- _Brief_
Gather the lines below that include the string "Group", copying each in full.

- _Task material_
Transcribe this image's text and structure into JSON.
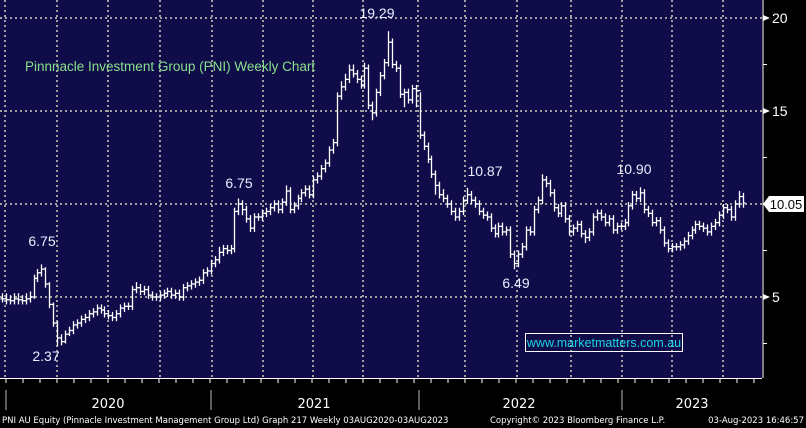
{
  "chart_data": {
    "type": "ohlc-bar",
    "title": "Pinnnacle Investment Group (PNI) Weekly Chart",
    "bar_format": [
      "high",
      "low",
      "close"
    ],
    "ylim": [
      0.65,
      21
    ],
    "yticks": [
      5,
      15,
      20
    ],
    "last_price": "10.05",
    "x_year_labels": [
      "2020",
      "2021",
      "2022",
      "2023"
    ],
    "grid": true,
    "annotations": [
      "19.29",
      "6.75",
      "2.37",
      "6.75",
      "10.87",
      "6.49",
      "10.90"
    ],
    "watermark": "www.marketmatters.com.au",
    "colors": {
      "background": "#100c4a",
      "bars": "#ffffff",
      "title": "#86e08a",
      "watermark": "#19d3e6",
      "grid": "#a0a0a0"
    },
    "bars": [
      [
        5.2,
        4.7,
        4.9
      ],
      [
        5.2,
        4.6,
        4.85
      ],
      [
        5.1,
        4.6,
        4.8
      ],
      [
        5.2,
        4.6,
        4.9
      ],
      [
        5.2,
        4.6,
        4.85
      ],
      [
        5.1,
        4.6,
        4.8
      ],
      [
        5.2,
        4.6,
        4.9
      ],
      [
        5.3,
        4.7,
        5.0
      ],
      [
        6.2,
        4.9,
        6.0
      ],
      [
        6.5,
        5.8,
        6.3
      ],
      [
        6.75,
        6.1,
        6.5
      ],
      [
        6.6,
        5.5,
        5.7
      ],
      [
        5.8,
        4.4,
        4.6
      ],
      [
        4.7,
        3.4,
        3.6
      ],
      [
        3.7,
        2.37,
        2.8
      ],
      [
        3.0,
        2.4,
        2.6
      ],
      [
        3.2,
        2.5,
        3.0
      ],
      [
        3.4,
        2.9,
        3.2
      ],
      [
        3.7,
        3.0,
        3.5
      ],
      [
        3.8,
        3.3,
        3.6
      ],
      [
        4.0,
        3.4,
        3.8
      ],
      [
        4.1,
        3.6,
        3.9
      ],
      [
        4.3,
        3.7,
        4.1
      ],
      [
        4.4,
        3.9,
        4.2
      ],
      [
        4.6,
        4.0,
        4.4
      ],
      [
        4.6,
        4.1,
        4.3
      ],
      [
        4.5,
        3.9,
        4.1
      ],
      [
        4.3,
        3.8,
        4.0
      ],
      [
        4.2,
        3.7,
        3.9
      ],
      [
        4.3,
        3.7,
        4.1
      ],
      [
        4.6,
        3.9,
        4.4
      ],
      [
        4.7,
        4.2,
        4.5
      ],
      [
        4.7,
        4.3,
        4.5
      ],
      [
        5.6,
        4.3,
        5.4
      ],
      [
        5.8,
        5.2,
        5.5
      ],
      [
        5.7,
        5.1,
        5.3
      ],
      [
        5.6,
        5.1,
        5.4
      ],
      [
        5.6,
        4.9,
        5.1
      ],
      [
        5.3,
        4.8,
        5.0
      ],
      [
        5.2,
        4.8,
        5.0
      ],
      [
        5.3,
        4.8,
        5.1
      ],
      [
        5.4,
        4.9,
        5.2
      ],
      [
        5.5,
        5.0,
        5.3
      ],
      [
        5.5,
        4.9,
        5.1
      ],
      [
        5.4,
        4.9,
        5.2
      ],
      [
        5.4,
        4.8,
        5.0
      ],
      [
        5.7,
        4.8,
        5.5
      ],
      [
        5.8,
        5.3,
        5.6
      ],
      [
        5.9,
        5.4,
        5.7
      ],
      [
        6.0,
        5.5,
        5.8
      ],
      [
        6.1,
        5.6,
        5.9
      ],
      [
        6.5,
        5.7,
        6.3
      ],
      [
        6.6,
        6.1,
        6.4
      ],
      [
        7.0,
        6.2,
        6.8
      ],
      [
        7.2,
        6.6,
        7.0
      ],
      [
        7.7,
        6.8,
        7.4
      ],
      [
        7.8,
        7.2,
        7.6
      ],
      [
        7.8,
        7.3,
        7.5
      ],
      [
        7.8,
        7.3,
        7.6
      ],
      [
        9.8,
        7.4,
        9.6
      ],
      [
        10.3,
        9.4,
        10.0
      ],
      [
        10.2,
        9.4,
        9.7
      ],
      [
        9.9,
        9.0,
        9.2
      ],
      [
        9.4,
        8.5,
        8.7
      ],
      [
        9.5,
        8.5,
        9.3
      ],
      [
        9.5,
        9.1,
        9.3
      ],
      [
        9.7,
        9.1,
        9.5
      ],
      [
        9.8,
        9.3,
        9.6
      ],
      [
        10.0,
        9.4,
        9.8
      ],
      [
        10.2,
        9.6,
        10.0
      ],
      [
        10.2,
        9.5,
        9.7
      ],
      [
        10.3,
        9.5,
        10.1
      ],
      [
        11.0,
        9.9,
        10.7
      ],
      [
        10.9,
        9.5,
        9.7
      ],
      [
        10.1,
        9.5,
        9.9
      ],
      [
        10.5,
        9.7,
        10.3
      ],
      [
        10.8,
        10.1,
        10.6
      ],
      [
        11.0,
        10.4,
        10.8
      ],
      [
        11.0,
        10.3,
        10.5
      ],
      [
        11.5,
        10.3,
        11.3
      ],
      [
        11.7,
        11.1,
        11.5
      ],
      [
        12.1,
        11.3,
        11.9
      ],
      [
        12.4,
        11.7,
        12.2
      ],
      [
        13.1,
        12.0,
        12.9
      ],
      [
        13.5,
        12.7,
        13.3
      ],
      [
        16.0,
        13.1,
        15.8
      ],
      [
        16.6,
        15.6,
        16.3
      ],
      [
        17.0,
        16.1,
        16.7
      ],
      [
        17.5,
        16.5,
        17.2
      ],
      [
        17.5,
        16.8,
        17.0
      ],
      [
        17.2,
        16.5,
        16.7
      ],
      [
        16.9,
        16.2,
        16.4
      ],
      [
        17.6,
        16.2,
        17.3
      ],
      [
        17.5,
        15.1,
        15.3
      ],
      [
        15.5,
        14.5,
        14.9
      ],
      [
        16.2,
        14.7,
        16.0
      ],
      [
        17.1,
        15.8,
        16.9
      ],
      [
        17.8,
        16.7,
        17.6
      ],
      [
        19.29,
        17.4,
        18.7
      ],
      [
        18.9,
        17.3,
        17.5
      ],
      [
        17.7,
        17.1,
        17.3
      ],
      [
        17.5,
        15.7,
        15.9
      ],
      [
        16.2,
        15.2,
        16.0
      ],
      [
        16.2,
        15.4,
        15.6
      ],
      [
        16.4,
        15.4,
        16.2
      ],
      [
        16.4,
        15.2,
        16.1
      ],
      [
        16.0,
        13.5,
        13.7
      ],
      [
        13.9,
        12.9,
        13.1
      ],
      [
        13.3,
        12.2,
        12.4
      ],
      [
        12.6,
        11.4,
        11.6
      ],
      [
        11.8,
        10.5,
        11.0
      ],
      [
        11.2,
        10.3,
        10.5
      ],
      [
        10.8,
        10.1,
        10.3
      ],
      [
        10.5,
        9.8,
        10.0
      ],
      [
        10.2,
        9.4,
        9.6
      ],
      [
        9.8,
        9.1,
        9.3
      ],
      [
        9.8,
        9.1,
        9.6
      ],
      [
        10.4,
        9.4,
        10.2
      ],
      [
        10.87,
        10.0,
        10.5
      ],
      [
        10.7,
        10.0,
        10.2
      ],
      [
        10.4,
        9.8,
        10.0
      ],
      [
        10.2,
        9.4,
        9.6
      ],
      [
        9.8,
        9.2,
        9.4
      ],
      [
        9.6,
        9.1,
        9.3
      ],
      [
        9.5,
        8.5,
        8.7
      ],
      [
        8.9,
        8.2,
        8.4
      ],
      [
        9.0,
        8.2,
        8.8
      ],
      [
        9.0,
        8.3,
        8.5
      ],
      [
        8.8,
        8.3,
        8.6
      ],
      [
        8.8,
        7.1,
        7.3
      ],
      [
        7.5,
        6.49,
        6.8
      ],
      [
        7.5,
        6.6,
        7.3
      ],
      [
        7.9,
        7.1,
        7.7
      ],
      [
        8.8,
        7.5,
        8.6
      ],
      [
        8.8,
        8.3,
        8.5
      ],
      [
        9.9,
        8.3,
        9.7
      ],
      [
        10.4,
        9.5,
        10.2
      ],
      [
        11.6,
        10.0,
        11.3
      ],
      [
        11.5,
        10.9,
        11.1
      ],
      [
        11.3,
        10.4,
        10.6
      ],
      [
        10.8,
        9.6,
        9.8
      ],
      [
        10.0,
        9.3,
        9.5
      ],
      [
        10.1,
        9.3,
        9.9
      ],
      [
        10.1,
        9.0,
        9.2
      ],
      [
        9.4,
        8.3,
        8.5
      ],
      [
        8.9,
        8.3,
        8.7
      ],
      [
        9.1,
        8.5,
        8.9
      ],
      [
        9.1,
        8.2,
        8.4
      ],
      [
        8.6,
        7.9,
        8.2
      ],
      [
        8.7,
        8.0,
        8.5
      ],
      [
        9.5,
        8.3,
        9.3
      ],
      [
        9.7,
        9.1,
        9.5
      ],
      [
        9.7,
        9.1,
        9.3
      ],
      [
        9.5,
        8.8,
        9.0
      ],
      [
        9.4,
        8.8,
        9.2
      ],
      [
        9.4,
        8.4,
        8.6
      ],
      [
        9.0,
        8.4,
        8.8
      ],
      [
        9.0,
        8.6,
        8.8
      ],
      [
        9.2,
        8.6,
        9.0
      ],
      [
        10.1,
        8.8,
        9.9
      ],
      [
        10.7,
        9.7,
        10.5
      ],
      [
        10.7,
        10.1,
        10.3
      ],
      [
        10.9,
        10.1,
        10.6
      ],
      [
        10.8,
        9.5,
        9.7
      ],
      [
        9.9,
        9.3,
        9.5
      ],
      [
        9.7,
        8.8,
        9.0
      ],
      [
        9.3,
        8.8,
        9.1
      ],
      [
        9.3,
        8.4,
        8.6
      ],
      [
        8.8,
        7.7,
        7.9
      ],
      [
        8.1,
        7.4,
        7.6
      ],
      [
        7.9,
        7.4,
        7.7
      ],
      [
        7.9,
        7.5,
        7.7
      ],
      [
        8.0,
        7.5,
        7.8
      ],
      [
        8.2,
        7.6,
        8.0
      ],
      [
        8.5,
        7.8,
        8.3
      ],
      [
        8.8,
        8.1,
        8.6
      ],
      [
        9.1,
        8.4,
        8.9
      ],
      [
        9.1,
        8.6,
        8.8
      ],
      [
        9.0,
        8.5,
        8.7
      ],
      [
        8.9,
        8.3,
        8.5
      ],
      [
        9.0,
        8.3,
        8.8
      ],
      [
        9.2,
        8.6,
        9.0
      ],
      [
        9.6,
        8.8,
        9.4
      ],
      [
        10.0,
        9.2,
        9.8
      ],
      [
        10.0,
        9.5,
        9.7
      ],
      [
        9.9,
        9.1,
        9.3
      ],
      [
        10.2,
        9.1,
        10.0
      ],
      [
        10.7,
        9.8,
        10.4
      ],
      [
        10.6,
        9.8,
        10.05
      ]
    ]
  },
  "footer": {
    "security": "PNI AU Equity (Pinnacle Investment Management Group Ltd) Graph 217  Weekly 03AUG2020-03AUG2023",
    "copyright": "Copyright© 2023 Bloomberg Finance L.P.",
    "timestamp": "03-Aug-2023 16:46:57"
  }
}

- _Response_
    "title": "Pinnnacle Investment Group (PNI) Weekly Chart",
    "security": "PNI AU Equity (Pinnacle Investment Management Group Ltd) Graph 217  Weekly 03AUG2020-03AUG2023",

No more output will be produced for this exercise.